● **Source records**:
--

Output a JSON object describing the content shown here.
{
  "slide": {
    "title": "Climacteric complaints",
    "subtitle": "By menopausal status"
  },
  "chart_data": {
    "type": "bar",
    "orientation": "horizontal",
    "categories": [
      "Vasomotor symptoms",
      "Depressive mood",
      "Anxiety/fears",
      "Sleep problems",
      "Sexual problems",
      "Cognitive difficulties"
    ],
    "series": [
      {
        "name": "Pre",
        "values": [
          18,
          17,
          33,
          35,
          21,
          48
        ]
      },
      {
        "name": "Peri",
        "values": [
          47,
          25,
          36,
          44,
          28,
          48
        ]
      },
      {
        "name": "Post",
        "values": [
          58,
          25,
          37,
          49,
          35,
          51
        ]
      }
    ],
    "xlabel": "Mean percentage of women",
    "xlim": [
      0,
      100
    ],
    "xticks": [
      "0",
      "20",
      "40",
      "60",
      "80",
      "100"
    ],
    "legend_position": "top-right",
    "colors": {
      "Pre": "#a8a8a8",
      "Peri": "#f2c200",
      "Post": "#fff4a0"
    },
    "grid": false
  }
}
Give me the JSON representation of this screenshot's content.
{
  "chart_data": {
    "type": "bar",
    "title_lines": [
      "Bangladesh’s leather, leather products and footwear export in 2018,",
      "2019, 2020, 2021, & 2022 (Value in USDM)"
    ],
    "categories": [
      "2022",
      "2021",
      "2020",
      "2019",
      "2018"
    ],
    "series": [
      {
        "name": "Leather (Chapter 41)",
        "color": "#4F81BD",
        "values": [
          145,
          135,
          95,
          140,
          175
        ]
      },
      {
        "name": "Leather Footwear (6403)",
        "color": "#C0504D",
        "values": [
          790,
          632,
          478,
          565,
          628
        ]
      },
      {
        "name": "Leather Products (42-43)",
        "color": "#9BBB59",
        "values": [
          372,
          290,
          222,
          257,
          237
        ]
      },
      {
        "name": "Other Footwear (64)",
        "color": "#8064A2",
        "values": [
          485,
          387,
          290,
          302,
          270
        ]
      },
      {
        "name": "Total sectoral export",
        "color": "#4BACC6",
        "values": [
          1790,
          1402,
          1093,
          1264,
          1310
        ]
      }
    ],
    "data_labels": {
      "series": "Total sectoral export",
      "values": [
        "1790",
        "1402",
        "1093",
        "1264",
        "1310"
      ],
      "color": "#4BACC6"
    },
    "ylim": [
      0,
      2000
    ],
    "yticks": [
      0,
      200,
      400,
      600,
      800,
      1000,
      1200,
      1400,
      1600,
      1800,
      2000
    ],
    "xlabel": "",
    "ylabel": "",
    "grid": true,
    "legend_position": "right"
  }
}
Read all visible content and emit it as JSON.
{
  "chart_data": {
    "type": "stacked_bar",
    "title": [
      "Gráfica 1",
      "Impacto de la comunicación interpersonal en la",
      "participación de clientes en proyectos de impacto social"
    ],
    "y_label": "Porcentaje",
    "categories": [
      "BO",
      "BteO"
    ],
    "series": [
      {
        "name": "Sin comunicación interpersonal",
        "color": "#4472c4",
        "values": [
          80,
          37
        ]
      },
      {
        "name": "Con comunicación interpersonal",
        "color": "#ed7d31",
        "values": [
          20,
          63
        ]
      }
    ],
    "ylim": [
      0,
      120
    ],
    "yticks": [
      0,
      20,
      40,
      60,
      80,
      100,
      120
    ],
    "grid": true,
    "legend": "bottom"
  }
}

--

● **Given problem**:
From the listing above, copy out each line where the word "right" appears.

● **Answer for this exercise**:
    "legend_position": "top-right",
    "legend_position": "right"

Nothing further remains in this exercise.